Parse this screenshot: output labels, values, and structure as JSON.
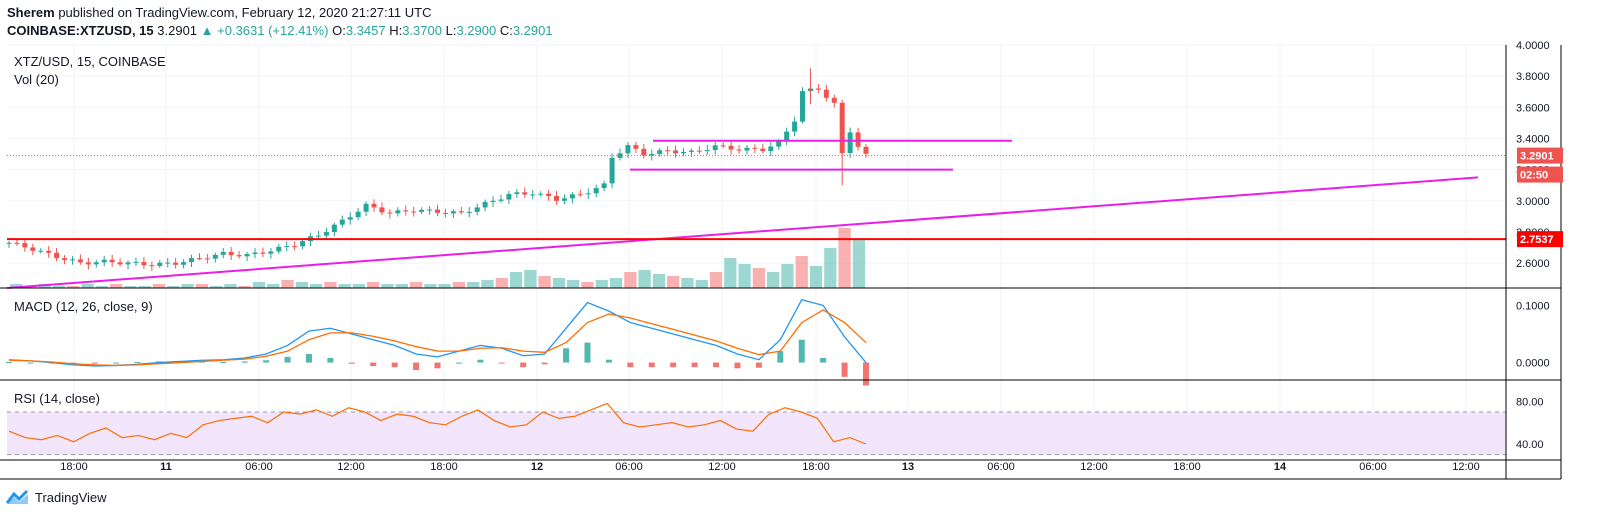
{
  "header": {
    "author": "Sherem",
    "published_text": "published on TradingView.com, February 12, 2020 21:27:11 UTC",
    "symbol": "COINBASE:XTZUSD, 15",
    "last": "3.2901",
    "change": "▲ +0.3631 (+12.41%)",
    "o_label": "O:",
    "o_value": "3.3457",
    "h_label": "H:",
    "h_value": "3.3700",
    "l_label": "L:",
    "l_value": "3.2900",
    "c_label": "C:",
    "c_value": "3.2901"
  },
  "panes": {
    "price_title": "XTZ/USD, 15, COINBASE",
    "vol_title": "Vol (20)",
    "macd_title": "MACD (12, 26, close, 9)",
    "rsi_title": "RSI (14, close)"
  },
  "brand": "TradingView",
  "colors": {
    "up": "#26a69a",
    "down": "#ef5350",
    "trendline": "#e91ee9",
    "support": "#ff0000",
    "macd": "#2196f3",
    "signal": "#ff6d00",
    "rsi": "#ff6d00",
    "rsi_band": "#f3e5fb"
  },
  "chart_data": {
    "type": "candlestick",
    "x_ticks": [
      "18:00",
      "11",
      "06:00",
      "12:00",
      "18:00",
      "12",
      "06:00",
      "12:00",
      "18:00",
      "13",
      "06:00",
      "12:00",
      "18:00",
      "14",
      "06:00",
      "12:00"
    ],
    "price_axis": {
      "ticks": [
        "4.0000",
        "3.8000",
        "3.6000",
        "3.4000",
        "3.2000",
        "3.0000",
        "2.8000",
        "2.6000"
      ],
      "range": [
        2.44,
        4.0
      ]
    },
    "last_price_tag": "3.2901",
    "countdown_tag": "02:50",
    "level_tag": "2.7537",
    "horizontal_level": 2.7537,
    "range_box": {
      "top": 3.385,
      "bottom": 3.2
    },
    "trendline": {
      "from_price": 2.44,
      "to_price": 3.15
    },
    "price_path": [
      [
        0,
        2.73
      ],
      [
        3,
        2.69
      ],
      [
        6,
        2.64
      ],
      [
        9,
        2.6
      ],
      [
        12,
        2.61
      ],
      [
        15,
        2.6
      ],
      [
        18,
        2.59
      ],
      [
        21,
        2.6
      ],
      [
        24,
        2.63
      ],
      [
        27,
        2.66
      ],
      [
        30,
        2.65
      ],
      [
        33,
        2.68
      ],
      [
        36,
        2.72
      ],
      [
        39,
        2.78
      ],
      [
        42,
        2.87
      ],
      [
        45,
        2.97
      ],
      [
        48,
        2.92
      ],
      [
        51,
        2.94
      ],
      [
        54,
        2.93
      ],
      [
        57,
        2.92
      ],
      [
        60,
        2.98
      ],
      [
        63,
        3.04
      ],
      [
        66,
        3.05
      ],
      [
        69,
        3.01
      ],
      [
        72,
        3.04
      ],
      [
        75,
        3.1
      ],
      [
        76,
        3.28
      ],
      [
        78,
        3.35
      ],
      [
        80,
        3.3
      ],
      [
        83,
        3.32
      ],
      [
        86,
        3.31
      ],
      [
        89,
        3.35
      ],
      [
        92,
        3.33
      ],
      [
        95,
        3.33
      ],
      [
        97,
        3.37
      ],
      [
        99,
        3.52
      ],
      [
        100,
        3.7
      ],
      [
        102,
        3.72
      ],
      [
        104,
        3.62
      ],
      [
        105,
        3.3
      ],
      [
        106,
        3.45
      ],
      [
        107,
        3.35
      ],
      [
        108,
        3.29
      ]
    ],
    "volume": [
      2,
      1,
      2,
      1,
      1,
      2,
      1,
      2,
      1,
      1,
      2,
      1,
      2,
      2,
      1,
      2,
      1,
      3,
      2,
      4,
      3,
      2,
      3,
      2,
      2,
      3,
      2,
      2,
      3,
      2,
      2,
      3,
      3,
      4,
      5,
      8,
      9,
      6,
      5,
      4,
      3,
      4,
      5,
      8,
      9,
      7,
      6,
      5,
      4,
      8,
      15,
      12,
      10,
      8,
      12,
      16,
      11,
      20,
      30,
      24
    ],
    "macd": {
      "range": [
        -0.02,
        0.12
      ],
      "ticks": [
        "0.1000",
        "0.0000"
      ],
      "macd_line": [
        0.005,
        0.003,
        0.0,
        -0.004,
        -0.006,
        -0.005,
        -0.003,
        0.0,
        0.002,
        0.004,
        0.005,
        0.008,
        0.015,
        0.03,
        0.055,
        0.06,
        0.05,
        0.04,
        0.03,
        0.015,
        0.01,
        0.02,
        0.03,
        0.025,
        0.012,
        0.015,
        0.06,
        0.105,
        0.09,
        0.07,
        0.06,
        0.05,
        0.04,
        0.03,
        0.015,
        0.005,
        0.04,
        0.11,
        0.1,
        0.045,
        0.0
      ],
      "signal_line": [
        0.004,
        0.003,
        0.001,
        -0.002,
        -0.004,
        -0.005,
        -0.004,
        -0.002,
        0.0,
        0.002,
        0.004,
        0.006,
        0.011,
        0.02,
        0.04,
        0.052,
        0.052,
        0.046,
        0.038,
        0.028,
        0.02,
        0.02,
        0.025,
        0.026,
        0.02,
        0.018,
        0.035,
        0.07,
        0.085,
        0.078,
        0.068,
        0.058,
        0.048,
        0.038,
        0.025,
        0.014,
        0.02,
        0.07,
        0.092,
        0.07,
        0.035
      ],
      "histogram": [
        0.001,
        0.0,
        -0.001,
        -0.002,
        -0.002,
        0.0,
        0.001,
        0.002,
        0.002,
        0.002,
        0.001,
        0.002,
        0.004,
        0.01,
        0.015,
        0.008,
        -0.002,
        -0.006,
        -0.008,
        -0.013,
        -0.01,
        0.0,
        0.005,
        -0.001,
        -0.008,
        -0.003,
        0.025,
        0.035,
        0.005,
        -0.008,
        -0.008,
        -0.008,
        -0.008,
        -0.008,
        -0.01,
        -0.009,
        0.02,
        0.04,
        0.008,
        -0.025,
        -0.04
      ]
    },
    "rsi": {
      "range": [
        25,
        100
      ],
      "ticks": [
        "80.00",
        "40.00"
      ],
      "band": [
        30,
        70
      ],
      "values": [
        52,
        46,
        44,
        48,
        42,
        50,
        55,
        46,
        48,
        44,
        50,
        46,
        58,
        62,
        64,
        66,
        60,
        70,
        68,
        72,
        66,
        74,
        70,
        62,
        68,
        66,
        60,
        58,
        66,
        72,
        62,
        56,
        58,
        70,
        64,
        66,
        72,
        78,
        60,
        56,
        58,
        60,
        56,
        58,
        62,
        54,
        52,
        68,
        74,
        70,
        64,
        42,
        46,
        40
      ]
    }
  }
}
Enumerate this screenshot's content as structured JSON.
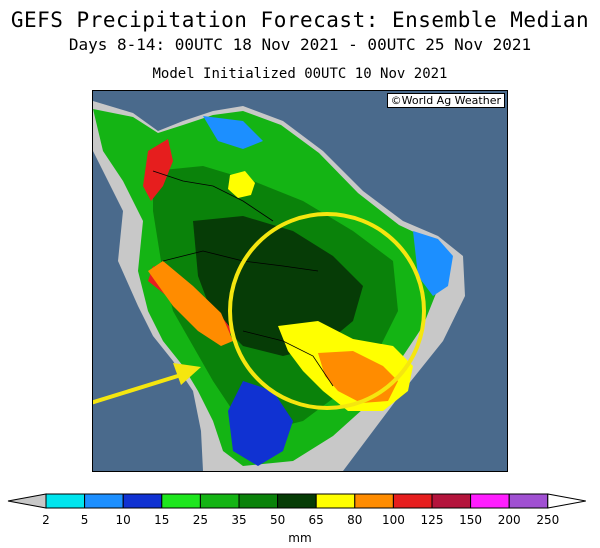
{
  "header": {
    "title": "GEFS Precipitation Forecast: Ensemble Median",
    "subtitle": "Days 8-14: 00UTC 18 Nov 2021 - 00UTC 25 Nov 2021",
    "init": "Model Initialized 00UTC 10 Nov 2021"
  },
  "map": {
    "credit": "©World Ag Weather",
    "ocean_color": "#4a6a8c",
    "annotation_circle_color": "#f5e60f",
    "annotation_arrow_color": "#f5e60f"
  },
  "legend": {
    "unit": "mm",
    "ticks": [
      "2",
      "5",
      "10",
      "15",
      "25",
      "35",
      "50",
      "65",
      "80",
      "100",
      "125",
      "150",
      "200",
      "250"
    ],
    "below_color": "#c8c8c8",
    "colors": [
      "#00e5ee",
      "#1c8fff",
      "#1032d2",
      "#1ee61e",
      "#14b414",
      "#0a820a",
      "#063c06",
      "#ffff00",
      "#ff8c00",
      "#e61e1e",
      "#b4143c",
      "#ff1eff",
      "#a050d2"
    ],
    "above_color": "#ffffff"
  }
}
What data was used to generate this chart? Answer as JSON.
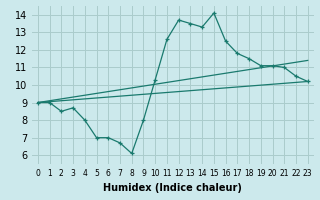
{
  "title": "",
  "xlabel": "Humidex (Indice chaleur)",
  "bg_color": "#cce9ec",
  "grid_color": "#aacccc",
  "line_color": "#1a7a6e",
  "xlim": [
    -0.5,
    23.5
  ],
  "ylim": [
    5.5,
    14.5
  ],
  "xticks": [
    0,
    1,
    2,
    3,
    4,
    5,
    6,
    7,
    8,
    9,
    10,
    11,
    12,
    13,
    14,
    15,
    16,
    17,
    18,
    19,
    20,
    21,
    22,
    23
  ],
  "yticks": [
    6,
    7,
    8,
    9,
    10,
    11,
    12,
    13,
    14
  ],
  "line1_x": [
    0,
    1,
    2,
    3,
    4,
    5,
    6,
    7,
    8,
    9,
    10,
    11,
    12,
    13,
    14,
    15,
    16,
    17,
    18,
    19,
    20,
    21,
    22,
    23
  ],
  "line1_y": [
    9.0,
    9.0,
    8.5,
    8.7,
    8.0,
    7.0,
    7.0,
    6.7,
    6.1,
    8.0,
    10.3,
    12.6,
    13.7,
    13.5,
    13.3,
    14.1,
    12.5,
    11.8,
    11.5,
    11.1,
    11.1,
    11.0,
    10.5,
    10.2
  ],
  "line2_x": [
    0,
    23
  ],
  "line2_y": [
    9.0,
    10.2
  ],
  "line3_x": [
    0,
    23
  ],
  "line3_y": [
    9.0,
    11.4
  ],
  "xlabel_fontsize": 7,
  "tick_fontsize_x": 5.5,
  "tick_fontsize_y": 7
}
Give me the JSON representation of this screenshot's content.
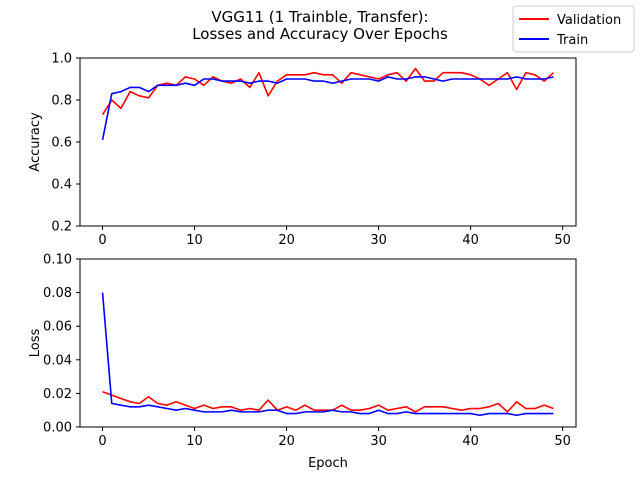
{
  "title_line1": "VGG11 (1 Trainble, Transfer):",
  "title_line2": "Losses and Accuracy Over Epochs",
  "colors": {
    "validation": "#ff0000",
    "train": "#0000ff"
  },
  "legend": {
    "placement": "top-right",
    "entries": [
      "Validation",
      "Train"
    ]
  },
  "chart_data": [
    {
      "type": "line",
      "ylabel": "Accuracy",
      "xlabel": "",
      "xlim": [
        -2.45,
        51.45
      ],
      "ylim": [
        0.2,
        1.0
      ],
      "xticks": [
        0,
        10,
        20,
        30,
        40,
        50
      ],
      "yticks": [
        0.2,
        0.4,
        0.6,
        0.8,
        1.0
      ],
      "ytick_labels": [
        "0.2",
        "0.4",
        "0.6",
        "0.8",
        "1.0"
      ],
      "x": [
        0,
        1,
        2,
        3,
        4,
        5,
        6,
        7,
        8,
        9,
        10,
        11,
        12,
        13,
        14,
        15,
        16,
        17,
        18,
        19,
        20,
        21,
        22,
        23,
        24,
        25,
        26,
        27,
        28,
        29,
        30,
        31,
        32,
        33,
        34,
        35,
        36,
        37,
        38,
        39,
        40,
        41,
        42,
        43,
        44,
        45,
        46,
        47,
        48,
        49
      ],
      "series": [
        {
          "name": "Validation",
          "values": [
            0.73,
            0.8,
            0.76,
            0.84,
            0.82,
            0.81,
            0.87,
            0.88,
            0.87,
            0.91,
            0.9,
            0.87,
            0.91,
            0.89,
            0.88,
            0.9,
            0.86,
            0.93,
            0.82,
            0.89,
            0.92,
            0.92,
            0.92,
            0.93,
            0.92,
            0.92,
            0.88,
            0.93,
            0.92,
            0.91,
            0.9,
            0.92,
            0.93,
            0.89,
            0.95,
            0.89,
            0.89,
            0.93,
            0.93,
            0.93,
            0.92,
            0.9,
            0.87,
            0.9,
            0.93,
            0.85,
            0.93,
            0.92,
            0.89,
            0.93
          ]
        },
        {
          "name": "Train",
          "values": [
            0.61,
            0.83,
            0.84,
            0.86,
            0.86,
            0.84,
            0.87,
            0.87,
            0.87,
            0.88,
            0.87,
            0.9,
            0.9,
            0.89,
            0.89,
            0.89,
            0.88,
            0.89,
            0.89,
            0.88,
            0.9,
            0.9,
            0.9,
            0.89,
            0.89,
            0.88,
            0.89,
            0.9,
            0.9,
            0.9,
            0.89,
            0.91,
            0.9,
            0.9,
            0.91,
            0.91,
            0.9,
            0.89,
            0.9,
            0.9,
            0.9,
            0.9,
            0.9,
            0.9,
            0.9,
            0.91,
            0.9,
            0.9,
            0.9,
            0.91
          ]
        }
      ]
    },
    {
      "type": "line",
      "ylabel": "Loss",
      "xlabel": "Epoch",
      "xlim": [
        -2.45,
        51.45
      ],
      "ylim": [
        0.0,
        0.1
      ],
      "xticks": [
        0,
        10,
        20,
        30,
        40,
        50
      ],
      "yticks": [
        0.0,
        0.02,
        0.04,
        0.06,
        0.08,
        0.1
      ],
      "ytick_labels": [
        "0.00",
        "0.02",
        "0.04",
        "0.06",
        "0.08",
        "0.10"
      ],
      "x": [
        0,
        1,
        2,
        3,
        4,
        5,
        6,
        7,
        8,
        9,
        10,
        11,
        12,
        13,
        14,
        15,
        16,
        17,
        18,
        19,
        20,
        21,
        22,
        23,
        24,
        25,
        26,
        27,
        28,
        29,
        30,
        31,
        32,
        33,
        34,
        35,
        36,
        37,
        38,
        39,
        40,
        41,
        42,
        43,
        44,
        45,
        46,
        47,
        48,
        49
      ],
      "series": [
        {
          "name": "Validation",
          "values": [
            0.021,
            0.019,
            0.017,
            0.015,
            0.014,
            0.018,
            0.014,
            0.013,
            0.015,
            0.013,
            0.011,
            0.013,
            0.011,
            0.012,
            0.012,
            0.01,
            0.011,
            0.01,
            0.016,
            0.01,
            0.012,
            0.01,
            0.013,
            0.01,
            0.01,
            0.01,
            0.013,
            0.01,
            0.01,
            0.011,
            0.013,
            0.01,
            0.011,
            0.012,
            0.009,
            0.012,
            0.012,
            0.012,
            0.011,
            0.01,
            0.011,
            0.011,
            0.012,
            0.014,
            0.009,
            0.015,
            0.011,
            0.011,
            0.013,
            0.011
          ]
        },
        {
          "name": "Train",
          "values": [
            0.08,
            0.014,
            0.013,
            0.012,
            0.012,
            0.013,
            0.012,
            0.011,
            0.01,
            0.011,
            0.01,
            0.009,
            0.009,
            0.009,
            0.01,
            0.009,
            0.009,
            0.009,
            0.01,
            0.01,
            0.008,
            0.008,
            0.009,
            0.009,
            0.009,
            0.01,
            0.009,
            0.009,
            0.008,
            0.008,
            0.01,
            0.008,
            0.008,
            0.009,
            0.008,
            0.008,
            0.008,
            0.008,
            0.008,
            0.008,
            0.008,
            0.007,
            0.008,
            0.008,
            0.008,
            0.007,
            0.008,
            0.008,
            0.008,
            0.008
          ]
        }
      ]
    }
  ]
}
+ + +
* Set problem: Gather each line of the records holding the string "close".

* Complete output:
    "macd_title": "MACD (12, 26, close, 9)",
    "rsi_title": "RSI (14, close)"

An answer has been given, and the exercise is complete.